Find every line in the records below that contains the string "Visible", and copy each of those lines in full.

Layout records
※ ※ ※

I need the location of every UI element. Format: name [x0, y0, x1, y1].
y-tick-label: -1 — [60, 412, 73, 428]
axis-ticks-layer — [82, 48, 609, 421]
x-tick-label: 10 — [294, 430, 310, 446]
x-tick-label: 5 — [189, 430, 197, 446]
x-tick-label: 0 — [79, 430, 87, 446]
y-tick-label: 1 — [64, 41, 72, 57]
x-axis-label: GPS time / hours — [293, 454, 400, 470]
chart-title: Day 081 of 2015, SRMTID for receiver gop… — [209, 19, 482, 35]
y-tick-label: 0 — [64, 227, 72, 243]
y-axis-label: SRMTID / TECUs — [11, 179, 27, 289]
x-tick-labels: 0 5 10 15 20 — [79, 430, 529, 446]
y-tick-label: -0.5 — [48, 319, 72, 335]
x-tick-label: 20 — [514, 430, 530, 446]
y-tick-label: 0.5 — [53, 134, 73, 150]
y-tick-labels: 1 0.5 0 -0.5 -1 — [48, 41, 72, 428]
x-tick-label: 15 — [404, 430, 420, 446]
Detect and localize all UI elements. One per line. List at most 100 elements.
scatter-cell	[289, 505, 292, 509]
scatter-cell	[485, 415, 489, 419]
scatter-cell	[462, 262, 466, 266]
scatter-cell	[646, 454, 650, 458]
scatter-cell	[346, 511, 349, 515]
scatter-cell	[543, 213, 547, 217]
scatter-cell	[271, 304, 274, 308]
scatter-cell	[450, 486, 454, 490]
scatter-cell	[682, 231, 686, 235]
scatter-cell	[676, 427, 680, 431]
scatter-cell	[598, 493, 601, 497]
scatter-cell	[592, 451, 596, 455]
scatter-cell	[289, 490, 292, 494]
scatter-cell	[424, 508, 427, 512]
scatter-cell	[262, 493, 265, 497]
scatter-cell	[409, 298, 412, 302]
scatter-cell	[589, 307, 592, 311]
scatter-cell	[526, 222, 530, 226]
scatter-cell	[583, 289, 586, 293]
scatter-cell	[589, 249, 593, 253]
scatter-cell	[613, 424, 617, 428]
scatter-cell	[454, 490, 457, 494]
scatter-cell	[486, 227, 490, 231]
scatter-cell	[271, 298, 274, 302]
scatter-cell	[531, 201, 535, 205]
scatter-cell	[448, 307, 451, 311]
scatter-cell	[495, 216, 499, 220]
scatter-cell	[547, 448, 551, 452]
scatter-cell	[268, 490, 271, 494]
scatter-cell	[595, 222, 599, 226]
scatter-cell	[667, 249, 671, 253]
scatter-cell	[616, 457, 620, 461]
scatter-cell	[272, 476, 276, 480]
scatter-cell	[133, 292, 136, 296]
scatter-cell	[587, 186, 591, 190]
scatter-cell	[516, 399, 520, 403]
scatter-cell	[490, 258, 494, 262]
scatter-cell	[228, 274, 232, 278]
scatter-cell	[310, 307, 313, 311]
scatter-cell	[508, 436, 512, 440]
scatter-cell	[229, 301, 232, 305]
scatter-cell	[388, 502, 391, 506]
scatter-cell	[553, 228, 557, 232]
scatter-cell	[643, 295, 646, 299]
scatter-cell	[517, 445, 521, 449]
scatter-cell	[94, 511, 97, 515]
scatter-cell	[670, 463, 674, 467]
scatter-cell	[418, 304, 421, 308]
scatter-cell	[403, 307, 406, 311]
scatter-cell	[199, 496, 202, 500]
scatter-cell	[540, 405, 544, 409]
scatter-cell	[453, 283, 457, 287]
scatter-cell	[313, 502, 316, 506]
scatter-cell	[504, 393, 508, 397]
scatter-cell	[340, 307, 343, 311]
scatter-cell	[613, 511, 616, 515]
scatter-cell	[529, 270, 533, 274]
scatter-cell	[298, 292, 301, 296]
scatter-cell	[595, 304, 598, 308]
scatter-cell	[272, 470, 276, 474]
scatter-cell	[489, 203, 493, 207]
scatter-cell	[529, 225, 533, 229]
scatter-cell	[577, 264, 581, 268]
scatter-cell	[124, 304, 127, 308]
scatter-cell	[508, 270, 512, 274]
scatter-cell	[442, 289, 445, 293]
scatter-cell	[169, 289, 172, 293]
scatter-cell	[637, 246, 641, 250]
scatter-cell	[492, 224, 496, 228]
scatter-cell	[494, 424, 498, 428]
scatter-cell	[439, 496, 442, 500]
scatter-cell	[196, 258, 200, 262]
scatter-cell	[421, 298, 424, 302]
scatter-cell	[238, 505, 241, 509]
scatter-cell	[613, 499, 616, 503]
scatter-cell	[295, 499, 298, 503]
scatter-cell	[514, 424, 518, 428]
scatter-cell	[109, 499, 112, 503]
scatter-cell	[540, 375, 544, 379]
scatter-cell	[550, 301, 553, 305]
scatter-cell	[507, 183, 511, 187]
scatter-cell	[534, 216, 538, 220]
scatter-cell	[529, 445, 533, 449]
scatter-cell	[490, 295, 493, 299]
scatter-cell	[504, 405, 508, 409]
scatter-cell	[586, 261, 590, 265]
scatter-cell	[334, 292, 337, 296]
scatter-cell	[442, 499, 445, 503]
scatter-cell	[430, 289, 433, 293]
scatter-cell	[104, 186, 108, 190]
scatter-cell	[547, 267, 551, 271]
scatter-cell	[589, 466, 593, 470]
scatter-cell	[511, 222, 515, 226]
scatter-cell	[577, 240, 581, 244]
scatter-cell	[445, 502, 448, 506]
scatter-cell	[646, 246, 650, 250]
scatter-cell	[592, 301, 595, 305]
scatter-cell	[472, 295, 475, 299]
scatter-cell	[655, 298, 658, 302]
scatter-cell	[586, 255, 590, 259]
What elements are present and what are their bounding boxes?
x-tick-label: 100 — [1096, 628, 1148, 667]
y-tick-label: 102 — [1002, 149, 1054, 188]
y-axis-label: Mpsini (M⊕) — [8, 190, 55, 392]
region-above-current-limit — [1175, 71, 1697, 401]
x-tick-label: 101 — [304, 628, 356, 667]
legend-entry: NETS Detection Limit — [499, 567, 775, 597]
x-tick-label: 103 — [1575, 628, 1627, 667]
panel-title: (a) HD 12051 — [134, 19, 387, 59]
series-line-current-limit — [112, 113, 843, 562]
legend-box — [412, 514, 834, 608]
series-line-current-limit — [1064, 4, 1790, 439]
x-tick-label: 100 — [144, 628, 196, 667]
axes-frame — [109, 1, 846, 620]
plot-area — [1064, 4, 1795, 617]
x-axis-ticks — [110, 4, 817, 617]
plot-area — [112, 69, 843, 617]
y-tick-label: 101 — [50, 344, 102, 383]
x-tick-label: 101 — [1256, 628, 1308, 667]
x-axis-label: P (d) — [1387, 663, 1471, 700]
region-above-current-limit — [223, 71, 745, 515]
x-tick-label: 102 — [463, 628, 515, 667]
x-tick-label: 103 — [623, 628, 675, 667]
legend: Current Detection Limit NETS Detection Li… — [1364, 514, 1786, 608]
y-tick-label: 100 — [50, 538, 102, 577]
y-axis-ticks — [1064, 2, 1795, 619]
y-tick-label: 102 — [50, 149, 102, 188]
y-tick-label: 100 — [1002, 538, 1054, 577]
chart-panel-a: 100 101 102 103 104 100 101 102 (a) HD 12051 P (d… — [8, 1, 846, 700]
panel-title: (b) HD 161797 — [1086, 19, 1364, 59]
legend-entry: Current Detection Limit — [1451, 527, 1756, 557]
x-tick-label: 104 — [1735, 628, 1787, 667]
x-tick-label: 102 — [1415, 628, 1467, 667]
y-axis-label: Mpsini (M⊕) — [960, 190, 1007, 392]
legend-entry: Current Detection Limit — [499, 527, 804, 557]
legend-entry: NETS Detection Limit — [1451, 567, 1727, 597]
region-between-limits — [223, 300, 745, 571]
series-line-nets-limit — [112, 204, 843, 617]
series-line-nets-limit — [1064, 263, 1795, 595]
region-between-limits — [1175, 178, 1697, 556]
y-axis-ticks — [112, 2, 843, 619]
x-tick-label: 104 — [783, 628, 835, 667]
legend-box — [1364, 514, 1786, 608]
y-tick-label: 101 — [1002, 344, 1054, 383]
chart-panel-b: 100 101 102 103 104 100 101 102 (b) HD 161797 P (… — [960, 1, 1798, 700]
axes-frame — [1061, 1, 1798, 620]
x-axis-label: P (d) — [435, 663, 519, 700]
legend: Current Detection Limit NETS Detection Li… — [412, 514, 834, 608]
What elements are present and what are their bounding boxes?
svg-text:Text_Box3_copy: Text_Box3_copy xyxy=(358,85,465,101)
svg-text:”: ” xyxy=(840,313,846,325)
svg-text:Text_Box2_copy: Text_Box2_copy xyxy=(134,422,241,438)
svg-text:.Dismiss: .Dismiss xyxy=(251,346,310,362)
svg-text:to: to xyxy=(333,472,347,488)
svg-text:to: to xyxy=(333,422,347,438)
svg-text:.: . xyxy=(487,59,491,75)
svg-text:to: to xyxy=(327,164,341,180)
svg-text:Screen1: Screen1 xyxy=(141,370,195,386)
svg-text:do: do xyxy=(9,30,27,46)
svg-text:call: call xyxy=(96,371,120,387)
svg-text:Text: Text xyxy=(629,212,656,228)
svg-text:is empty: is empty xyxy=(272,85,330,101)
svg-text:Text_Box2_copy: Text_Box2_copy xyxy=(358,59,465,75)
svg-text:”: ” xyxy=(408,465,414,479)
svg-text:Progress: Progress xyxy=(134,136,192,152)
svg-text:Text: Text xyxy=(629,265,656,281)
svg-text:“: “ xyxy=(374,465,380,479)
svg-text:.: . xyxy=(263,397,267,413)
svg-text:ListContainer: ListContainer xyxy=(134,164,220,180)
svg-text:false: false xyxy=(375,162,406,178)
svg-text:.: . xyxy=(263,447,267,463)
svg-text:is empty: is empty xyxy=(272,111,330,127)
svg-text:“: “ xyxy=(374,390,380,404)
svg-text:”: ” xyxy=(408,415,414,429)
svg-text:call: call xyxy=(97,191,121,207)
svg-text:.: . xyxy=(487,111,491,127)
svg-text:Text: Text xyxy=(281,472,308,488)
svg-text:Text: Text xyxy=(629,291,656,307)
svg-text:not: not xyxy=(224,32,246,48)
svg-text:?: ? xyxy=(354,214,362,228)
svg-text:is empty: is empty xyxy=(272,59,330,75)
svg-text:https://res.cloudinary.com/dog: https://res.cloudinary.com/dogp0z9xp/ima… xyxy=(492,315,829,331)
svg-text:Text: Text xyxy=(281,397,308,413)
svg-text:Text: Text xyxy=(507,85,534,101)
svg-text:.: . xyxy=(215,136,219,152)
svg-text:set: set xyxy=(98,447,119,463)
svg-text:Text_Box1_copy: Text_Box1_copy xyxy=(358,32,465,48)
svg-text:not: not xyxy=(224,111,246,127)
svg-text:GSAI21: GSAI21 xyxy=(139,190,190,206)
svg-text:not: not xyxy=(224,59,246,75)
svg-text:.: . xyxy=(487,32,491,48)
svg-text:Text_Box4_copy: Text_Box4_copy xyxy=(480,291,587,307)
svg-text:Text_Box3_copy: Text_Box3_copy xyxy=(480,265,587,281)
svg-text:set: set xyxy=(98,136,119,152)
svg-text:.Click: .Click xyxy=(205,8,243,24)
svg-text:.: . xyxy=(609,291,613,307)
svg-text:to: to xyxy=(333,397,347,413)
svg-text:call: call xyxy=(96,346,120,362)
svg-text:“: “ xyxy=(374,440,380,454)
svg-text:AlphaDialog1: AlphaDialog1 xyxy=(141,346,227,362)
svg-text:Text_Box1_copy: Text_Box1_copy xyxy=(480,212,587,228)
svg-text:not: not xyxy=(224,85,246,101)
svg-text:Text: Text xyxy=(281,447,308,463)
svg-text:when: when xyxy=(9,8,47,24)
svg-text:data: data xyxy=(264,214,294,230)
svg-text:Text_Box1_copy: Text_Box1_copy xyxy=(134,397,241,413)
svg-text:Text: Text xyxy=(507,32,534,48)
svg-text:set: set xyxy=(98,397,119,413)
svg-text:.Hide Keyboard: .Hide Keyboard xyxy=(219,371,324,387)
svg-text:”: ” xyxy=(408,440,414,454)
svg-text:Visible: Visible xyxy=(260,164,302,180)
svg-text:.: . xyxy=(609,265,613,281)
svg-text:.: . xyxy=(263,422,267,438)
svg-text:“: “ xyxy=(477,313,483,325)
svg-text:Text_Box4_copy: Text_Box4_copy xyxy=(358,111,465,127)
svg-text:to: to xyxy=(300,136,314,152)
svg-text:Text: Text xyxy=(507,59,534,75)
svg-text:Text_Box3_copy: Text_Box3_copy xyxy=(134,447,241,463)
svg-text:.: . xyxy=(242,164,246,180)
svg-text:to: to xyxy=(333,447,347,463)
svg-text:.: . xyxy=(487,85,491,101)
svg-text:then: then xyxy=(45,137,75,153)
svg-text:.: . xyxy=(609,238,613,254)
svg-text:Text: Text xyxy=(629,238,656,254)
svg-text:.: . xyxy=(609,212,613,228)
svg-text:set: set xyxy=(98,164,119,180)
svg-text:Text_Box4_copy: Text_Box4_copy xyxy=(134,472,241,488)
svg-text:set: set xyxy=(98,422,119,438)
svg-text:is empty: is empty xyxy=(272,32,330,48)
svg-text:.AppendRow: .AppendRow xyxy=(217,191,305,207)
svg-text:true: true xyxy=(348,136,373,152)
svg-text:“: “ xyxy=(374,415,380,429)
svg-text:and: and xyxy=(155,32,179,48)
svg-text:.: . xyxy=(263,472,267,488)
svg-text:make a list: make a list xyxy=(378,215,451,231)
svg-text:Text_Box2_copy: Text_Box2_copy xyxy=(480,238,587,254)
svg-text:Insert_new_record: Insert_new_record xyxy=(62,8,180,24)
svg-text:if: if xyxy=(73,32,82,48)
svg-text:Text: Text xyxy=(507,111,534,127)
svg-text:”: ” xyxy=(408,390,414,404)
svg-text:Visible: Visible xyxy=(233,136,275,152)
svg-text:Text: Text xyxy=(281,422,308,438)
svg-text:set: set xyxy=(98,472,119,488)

※ ※ ※

### WORKED SOLUTION
svg-text:Visible: Visible xyxy=(260,164,302,180)
svg-text:Visible: Visible xyxy=(233,136,275,152)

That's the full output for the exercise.